■ **Task description**: Copy everything in the listing below word for word, apart from any images.

■ **Input records**:
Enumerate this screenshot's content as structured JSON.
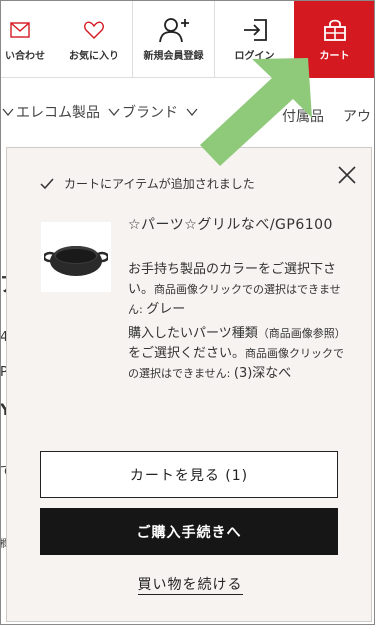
{
  "header": {
    "contact_label": "い合わせ",
    "favorites_label": "お気に入り",
    "register_label": "新規会員登録",
    "login_label": "ログイン",
    "cart_label": "カート",
    "cart_color": "#d41920"
  },
  "catnav": {
    "items": [
      "エレコム製品",
      "ブランド"
    ],
    "accessory": "付属品",
    "outlet": "アウ"
  },
  "background_fragments": [
    "ア",
    "4",
    "P",
    "Y",
    "で",
    "欄"
  ],
  "modal": {
    "added_message": "カートにアイテムが追加されました",
    "product_name": "☆パーツ☆グリルなべ/GP6100",
    "option1_main": "お手持ち製品のカラーをご選択下さい。",
    "option1_small": "商品画像クリックでの選択はできません: ",
    "option1_value": "グレー",
    "option2_main": "購入したいパーツ種類",
    "option2_small_a": "（商品画像参照）",
    "option2_mid": "をご選択ください。",
    "option2_small_b": "商品画像クリックでの選択はできません: ",
    "option2_value": "(3)深なべ",
    "view_cart_label": "カートを見る (1)",
    "checkout_label": "ご購入手続きへ",
    "continue_label": "買い物を続ける"
  },
  "colors": {
    "arrow": "#8fca7a",
    "modal_bg": "#f6f3f0",
    "checkout_bg": "#161616"
  }
}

■ **Exercise answer**:
Enumerate this screenshot's content as structured JSON.
{
  "header": {
    "contact_label": "い合わせ",
    "favorites_label": "お気に入り",
    "register_label": "新規会員登録",
    "login_label": "ログイン",
    "cart_label": "カート",
    "cart_color": "#d41920"
  },
  "catnav": {
    "items": [
      "エレコム製品",
      "ブランド"
    ],
    "accessory": "付属品",
    "outlet": "アウ"
  },
  "background_fragments": [
    "ア",
    "4",
    "P",
    "Y",
    "で",
    "欄"
  ],
  "modal": {
    "added_message": "カートにアイテムが追加されました",
    "product_name": "☆パーツ☆グリルなべ/GP6100",
    "option1_main": "お手持ち製品のカラーをご選択下さい。",
    "option1_small": "商品画像クリックでの選択はできません: ",
    "option1_value": "グレー",
    "option2_main": "購入したいパーツ種類",
    "option2_small_a": "（商品画像参照）",
    "option2_mid": "をご選択ください。",
    "option2_small_b": "商品画像クリックでの選択はできません: ",
    "option2_value": "(3)深なべ",
    "view_cart_label": "カートを見る (1)",
    "checkout_label": "ご購入手続きへ",
    "continue_label": "買い物を続ける"
  },
  "colors": {
    "arrow": "#8fca7a",
    "modal_bg": "#f6f3f0",
    "checkout_bg": "#161616"
  }
}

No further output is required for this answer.